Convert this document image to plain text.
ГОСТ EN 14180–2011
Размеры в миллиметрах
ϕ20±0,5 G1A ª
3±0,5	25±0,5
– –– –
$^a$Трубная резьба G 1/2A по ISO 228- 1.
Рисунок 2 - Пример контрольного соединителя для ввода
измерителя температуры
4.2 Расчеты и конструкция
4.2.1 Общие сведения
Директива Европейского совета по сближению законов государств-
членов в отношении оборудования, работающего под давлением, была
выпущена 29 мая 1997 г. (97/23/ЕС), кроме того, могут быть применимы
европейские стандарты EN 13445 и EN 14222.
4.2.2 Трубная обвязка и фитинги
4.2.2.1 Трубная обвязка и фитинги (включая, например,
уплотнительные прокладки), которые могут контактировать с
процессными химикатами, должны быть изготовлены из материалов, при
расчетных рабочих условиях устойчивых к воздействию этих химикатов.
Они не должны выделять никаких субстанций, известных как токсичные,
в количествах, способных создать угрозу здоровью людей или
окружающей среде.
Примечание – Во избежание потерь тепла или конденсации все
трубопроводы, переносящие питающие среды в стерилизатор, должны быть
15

REQUEST: Scan the entries above and work out how many lines include the word "должны"; the reply is that number alone.

REPLY TO THE TASK: 3